▶ Dataset excerpts
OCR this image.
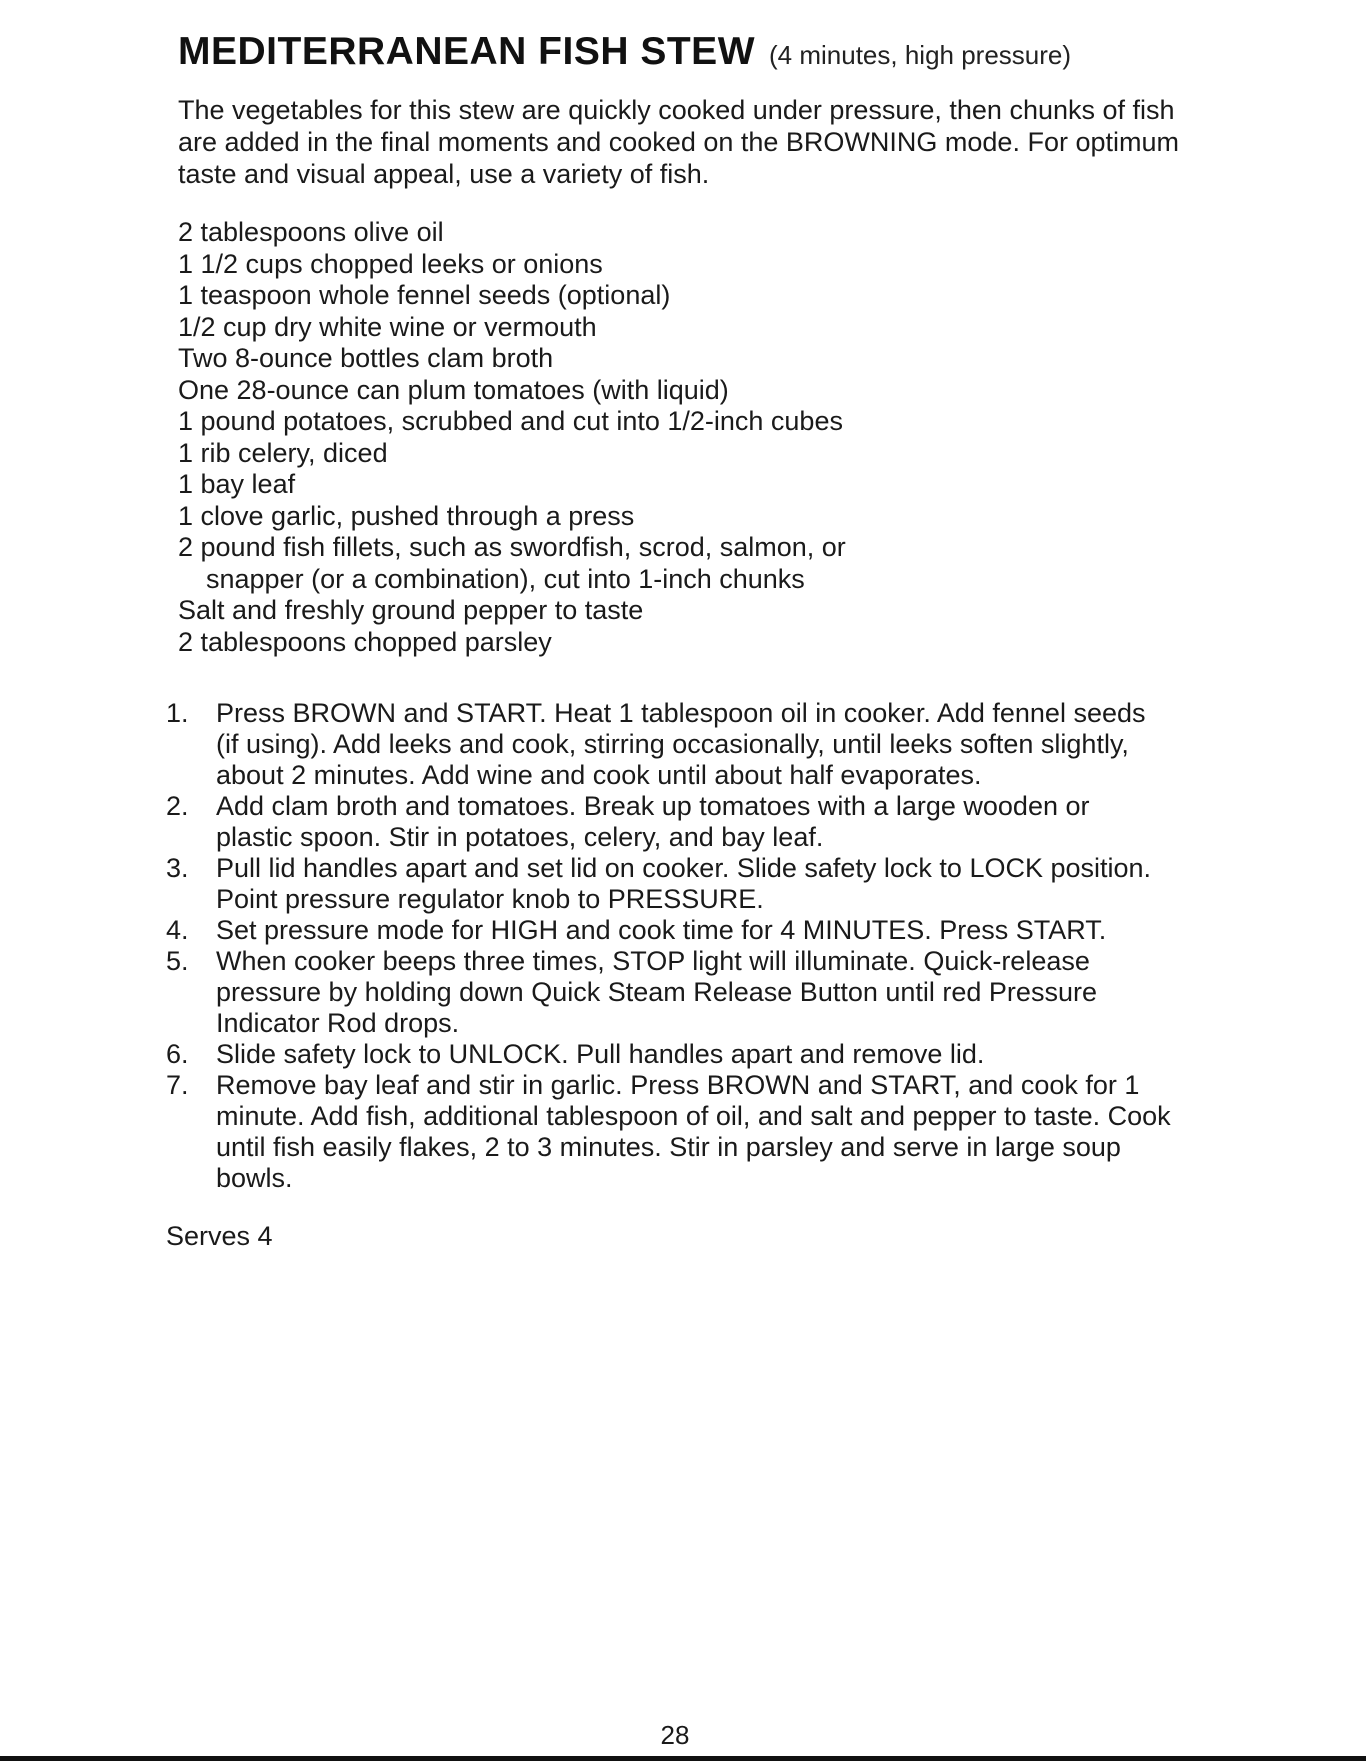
MEDITERRANEAN FISH STEW (4 minutes, high pressure)

The vegetables for this stew are quickly cooked under pressure, then chunks of fish are added in the final moments and cooked on the BROWNING mode. For optimum taste and visual appeal, use a variety of fish.

2 tablespoons olive oil
1 1/2 cups chopped leeks or onions
1 teaspoon whole fennel seeds (optional)
1/2 cup dry white wine or vermouth
Two 8-ounce bottles clam broth
One 28-ounce can plum tomatoes (with liquid)
1 pound potatoes, scrubbed and cut into 1/2-inch cubes
1 rib celery, diced
1 bay leaf
1 clove garlic, pushed through a press
2 pound fish fillets, such as swordfish, scrod, salmon, or snapper (or a combination), cut into 1-inch chunks
Salt and freshly ground pepper to taste
2 tablespoons chopped parsley
1.	Press BROWN and START. Heat 1 tablespoon oil in cooker. Add fennel seeds (if using). Add leeks and cook, stirring occasionally, until leeks soften slightly, about 2 minutes. Add wine and cook until about half evaporates.
2.	Add clam broth and tomatoes. Break up tomatoes with a large wooden or plastic spoon. Stir in potatoes, celery, and bay leaf.
3.	Pull lid handles apart and set lid on cooker. Slide safety lock to LOCK position. Point pressure regulator knob to PRESSURE.
4.	Set pressure mode for HIGH and cook time for 4 MINUTES. Press START.
5.	When cooker beeps three times, STOP light will illuminate. Quick-release pressure by holding down Quick Steam Release Button until red Pressure Indicator Rod drops.
6.	Slide safety lock to UNLOCK. Pull handles apart and remove lid.
7.	Remove bay leaf and stir in garlic. Press BROWN and START, and cook for 1 minute. Add fish, additional tablespoon of oil, and salt and pepper to taste. Cook until fish easily flakes, 2 to 3 minutes. Stir in parsley and serve in large soup bowls.
Serves 4
28
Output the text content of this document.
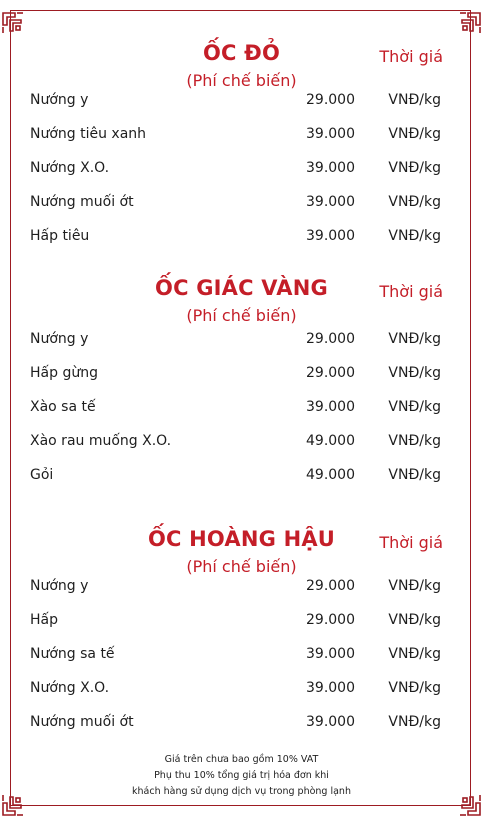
ỐC ĐỎ	Thời giá
(Phí chế biến)
Nướng y	29.000 VNĐ/kg
Nướng tiêu xanh	39.000 VNĐ/kg
Nướng X.O.	39.000 VNĐ/kg
Nướng muối ớt	39.000 VNĐ/kg
Hấp tiêu	39.000 VNĐ/kg
ỐC GIÁC VÀNG	Thời giá
(Phí chế biến)
Nướng y	29.000 VNĐ/kg
Hấp gừng	29.000 VNĐ/kg
Xào sa tế	39.000 VNĐ/kg
Xào rau muống X.O.	49.000 VNĐ/kg
Gỏi	49.000 VNĐ/kg
ỐC HOÀNG HẬU	Thời giá
(Phí chế biến)
Nướng y	29.000 VNĐ/kg
Hấp	29.000 VNĐ/kg
Nướng sa tế	39.000 VNĐ/kg
Nướng X.O.	39.000 VNĐ/kg
Nướng muối ớt	39.000 VNĐ/kg
Giá trên chưa bao gồm 10% VAT
Phụ thu 10% tổng giá trị hóa đơn khi
khách hàng sử dụng dịch vụ trong phòng lạnh
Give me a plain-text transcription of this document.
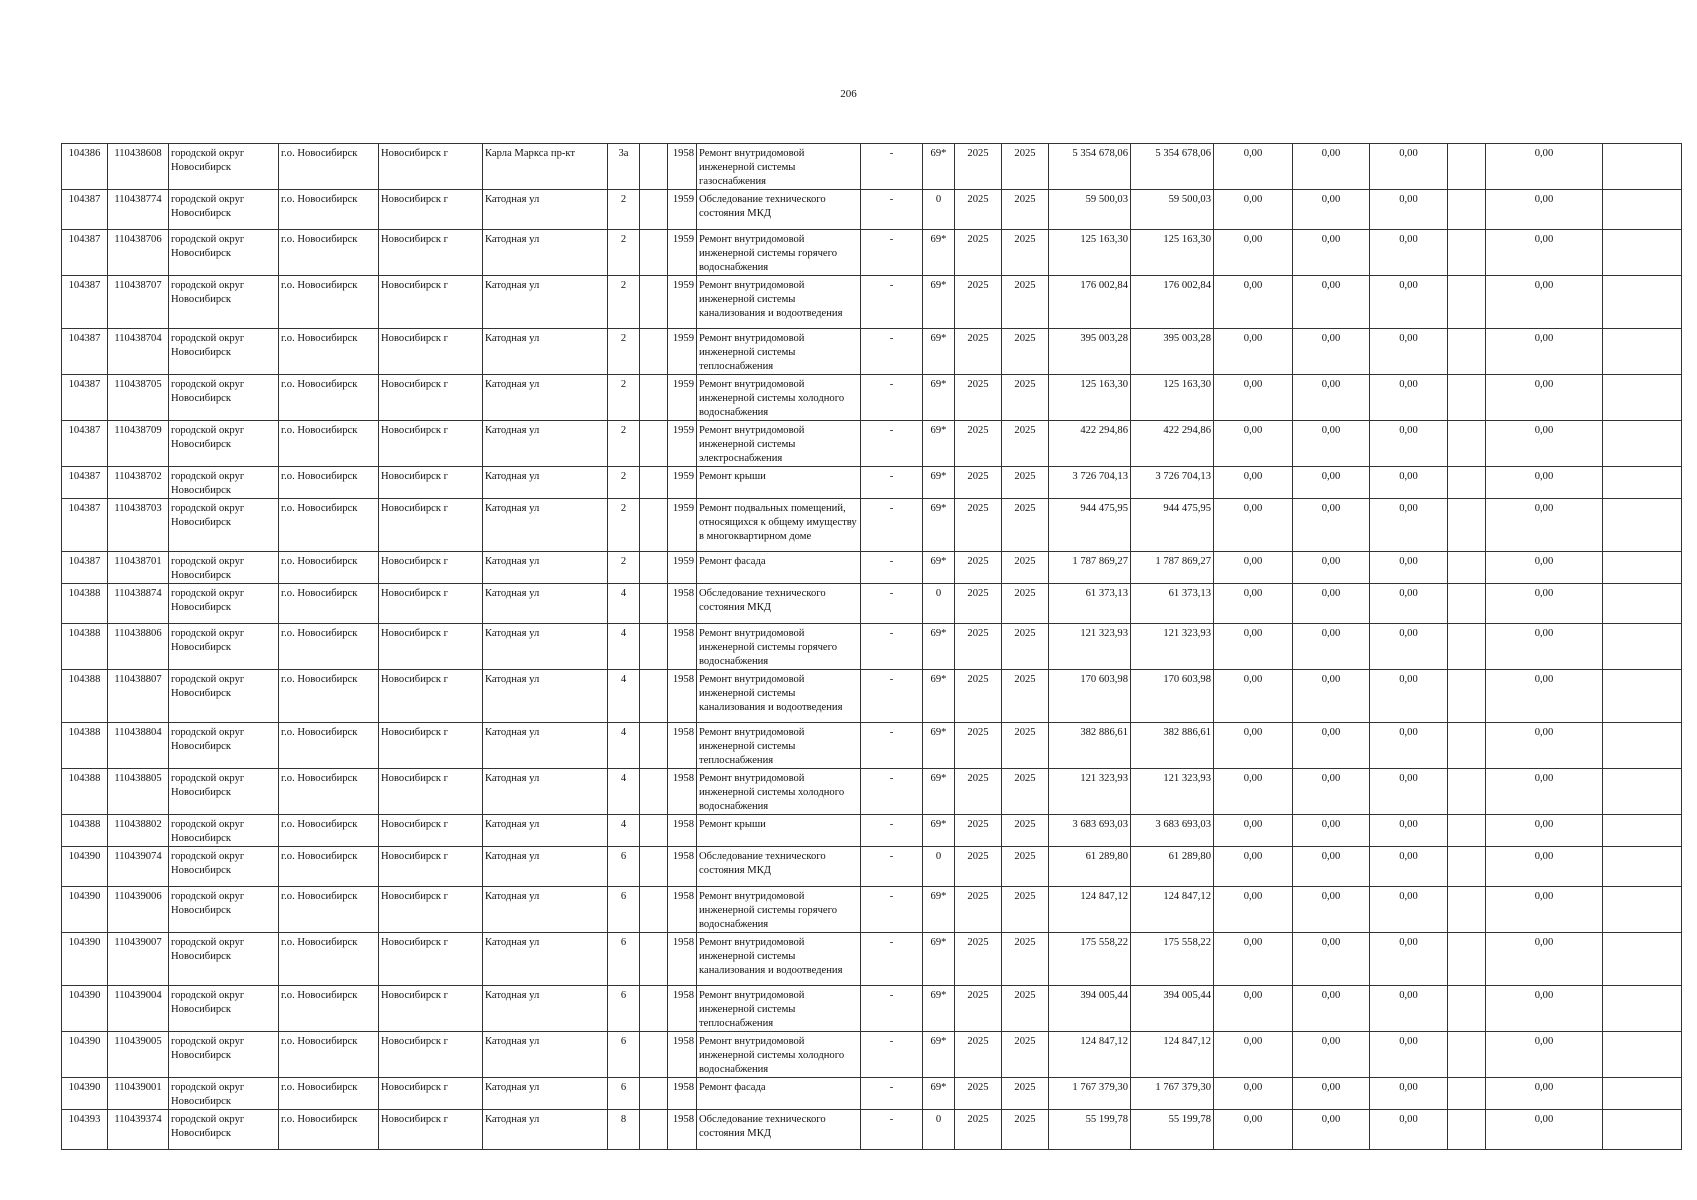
206
104386	110438608	городской округ Новосибирск	г.о. Новосибирск	Новосибирск г	Карла Маркса пр-кт	3а		1958	Ремонт внутридомовой инженерной системы газоснабжения	-	69*	2025	2025	5 354 678,06	5 354 678,06	0,00	0,00	0,00		0,00	
104387	110438774	городской округ Новосибирск	г.о. Новосибирск	Новосибирск г	Катодная ул	2		1959	Обследование технического состояния МКД	-	0	2025	2025	59 500,03	59 500,03	0,00	0,00	0,00		0,00	
104387	110438706	городской округ Новосибирск	г.о. Новосибирск	Новосибирск г	Катодная ул	2		1959	Ремонт внутридомовой инженерной системы горячего водоснабжения	-	69*	2025	2025	125 163,30	125 163,30	0,00	0,00	0,00		0,00	
104387	110438707	городской округ Новосибирск	г.о. Новосибирск	Новосибирск г	Катодная ул	2		1959	Ремонт внутридомовой инженерной системы канализования и водоотведения	-	69*	2025	2025	176 002,84	176 002,84	0,00	0,00	0,00		0,00	
104387	110438704	городской округ Новосибирск	г.о. Новосибирск	Новосибирск г	Катодная ул	2		1959	Ремонт внутридомовой инженерной системы теплоснабжения	-	69*	2025	2025	395 003,28	395 003,28	0,00	0,00	0,00		0,00	
104387	110438705	городской округ Новосибирск	г.о. Новосибирск	Новосибирск г	Катодная ул	2		1959	Ремонт внутридомовой инженерной системы холодного водоснабжения	-	69*	2025	2025	125 163,30	125 163,30	0,00	0,00	0,00		0,00	
104387	110438709	городской округ Новосибирск	г.о. Новосибирск	Новосибирск г	Катодная ул	2		1959	Ремонт внутридомовой инженерной системы электроснабжения	-	69*	2025	2025	422 294,86	422 294,86	0,00	0,00	0,00		0,00	
104387	110438702	городской округ Новосибирск	г.о. Новосибирск	Новосибирск г	Катодная ул	2		1959	Ремонт крыши	-	69*	2025	2025	3 726 704,13	3 726 704,13	0,00	0,00	0,00		0,00	
104387	110438703	городской округ Новосибирск	г.о. Новосибирск	Новосибирск г	Катодная ул	2		1959	Ремонт подвальных помещений, относящихся к общему имуществу в многоквартирном доме	-	69*	2025	2025	944 475,95	944 475,95	0,00	0,00	0,00		0,00	
104387	110438701	городской округ Новосибирск	г.о. Новосибирск	Новосибирск г	Катодная ул	2		1959	Ремонт фасада	-	69*	2025	2025	1 787 869,27	1 787 869,27	0,00	0,00	0,00		0,00	
104388	110438874	городской округ Новосибирск	г.о. Новосибирск	Новосибирск г	Катодная ул	4		1958	Обследование технического состояния МКД	-	0	2025	2025	61 373,13	61 373,13	0,00	0,00	0,00		0,00	
104388	110438806	городской округ Новосибирск	г.о. Новосибирск	Новосибирск г	Катодная ул	4		1958	Ремонт внутридомовой инженерной системы горячего водоснабжения	-	69*	2025	2025	121 323,93	121 323,93	0,00	0,00	0,00		0,00	
104388	110438807	городской округ Новосибирск	г.о. Новосибирск	Новосибирск г	Катодная ул	4		1958	Ремонт внутридомовой инженерной системы канализования и водоотведения	-	69*	2025	2025	170 603,98	170 603,98	0,00	0,00	0,00		0,00	
104388	110438804	городской округ Новосибирск	г.о. Новосибирск	Новосибирск г	Катодная ул	4		1958	Ремонт внутридомовой инженерной системы теплоснабжения	-	69*	2025	2025	382 886,61	382 886,61	0,00	0,00	0,00		0,00	
104388	110438805	городской округ Новосибирск	г.о. Новосибирск	Новосибирск г	Катодная ул	4		1958	Ремонт внутридомовой инженерной системы холодного водоснабжения	-	69*	2025	2025	121 323,93	121 323,93	0,00	0,00	0,00		0,00	
104388	110438802	городской округ Новосибирск	г.о. Новосибирск	Новосибирск г	Катодная ул	4		1958	Ремонт крыши	-	69*	2025	2025	3 683 693,03	3 683 693,03	0,00	0,00	0,00		0,00	
104390	110439074	городской округ Новосибирск	г.о. Новосибирск	Новосибирск г	Катодная ул	6		1958	Обследование технического состояния МКД	-	0	2025	2025	61 289,80	61 289,80	0,00	0,00	0,00		0,00	
104390	110439006	городской округ Новосибирск	г.о. Новосибирск	Новосибирск г	Катодная ул	6		1958	Ремонт внутридомовой инженерной системы горячего водоснабжения	-	69*	2025	2025	124 847,12	124 847,12	0,00	0,00	0,00		0,00	
104390	110439007	городской округ Новосибирск	г.о. Новосибирск	Новосибирск г	Катодная ул	6		1958	Ремонт внутридомовой инженерной системы канализования и водоотведения	-	69*	2025	2025	175 558,22	175 558,22	0,00	0,00	0,00		0,00	
104390	110439004	городской округ Новосибирск	г.о. Новосибирск	Новосибирск г	Катодная ул	6		1958	Ремонт внутридомовой инженерной системы теплоснабжения	-	69*	2025	2025	394 005,44	394 005,44	0,00	0,00	0,00		0,00	
104390	110439005	городской округ Новосибирск	г.о. Новосибирск	Новосибирск г	Катодная ул	6		1958	Ремонт внутридомовой инженерной системы холодного водоснабжения	-	69*	2025	2025	124 847,12	124 847,12	0,00	0,00	0,00		0,00	
104390	110439001	городской округ Новосибирск	г.о. Новосибирск	Новосибирск г	Катодная ул	6		1958	Ремонт фасада	-	69*	2025	2025	1 767 379,30	1 767 379,30	0,00	0,00	0,00		0,00	
104393	110439374	городской округ Новосибирск	г.о. Новосибирск	Новосибирск г	Катодная ул	8		1958	Обследование технического состояния МКД	-	0	2025	2025	55 199,78	55 199,78	0,00	0,00	0,00		0,00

▶ Aim
Answer with one number only: how many lines above contain the word "водоснабжения".

▶ Exercise answer
6